** Begin EXERCISE MATERIAL **

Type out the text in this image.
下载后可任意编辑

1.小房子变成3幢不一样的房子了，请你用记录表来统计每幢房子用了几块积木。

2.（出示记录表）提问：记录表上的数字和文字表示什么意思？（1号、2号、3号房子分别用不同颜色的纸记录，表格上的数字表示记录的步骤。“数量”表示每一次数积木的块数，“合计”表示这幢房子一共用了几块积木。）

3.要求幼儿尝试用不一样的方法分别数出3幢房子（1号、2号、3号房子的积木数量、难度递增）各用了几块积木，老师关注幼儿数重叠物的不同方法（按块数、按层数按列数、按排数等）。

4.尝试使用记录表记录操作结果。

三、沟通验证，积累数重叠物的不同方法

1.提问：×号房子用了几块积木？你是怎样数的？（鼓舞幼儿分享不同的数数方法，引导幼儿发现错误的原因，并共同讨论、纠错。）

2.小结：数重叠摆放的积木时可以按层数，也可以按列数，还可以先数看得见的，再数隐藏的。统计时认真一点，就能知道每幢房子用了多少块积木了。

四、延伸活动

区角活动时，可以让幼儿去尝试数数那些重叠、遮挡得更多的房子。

** End EXERCISE MATERIAL **

Repeat the material in full, exactly as it stands.

Type out the text in this image.
下载后可任意编辑

1.小房子变成3幢不一样的房子了，请你用记录表来统计每幢房子用了几块积木。

2.（出示记录表）提问：记录表上的数字和文字表示什么意思？（1号、2号、3号房子分别用不同颜色的纸记录，表格上的数字表示记录的步骤。“数量”表示每一次数积木的块数，“合计”表示这幢房子一共用了几块积木。）

3.要求幼儿尝试用不一样的方法分别数出3幢房子（1号、2号、3号房子的积木数量、难度递增）各用了几块积木，老师关注幼儿数重叠物的不同方法（按块数、按层数按列数、按排数等）。

4.尝试使用记录表记录操作结果。

三、沟通验证，积累数重叠物的不同方法

1.提问：×号房子用了几块积木？你是怎样数的？（鼓舞幼儿分享不同的数数方法，引导幼儿发现错误的原因，并共同讨论、纠错。）

2.小结：数重叠摆放的积木时可以按层数，也可以按列数，还可以先数看得见的，再数隐藏的。统计时认真一点，就能知道每幢房子用了多少块积木了。

四、延伸活动

区角活动时，可以让幼儿去尝试数数那些重叠、遮挡得更多的房子。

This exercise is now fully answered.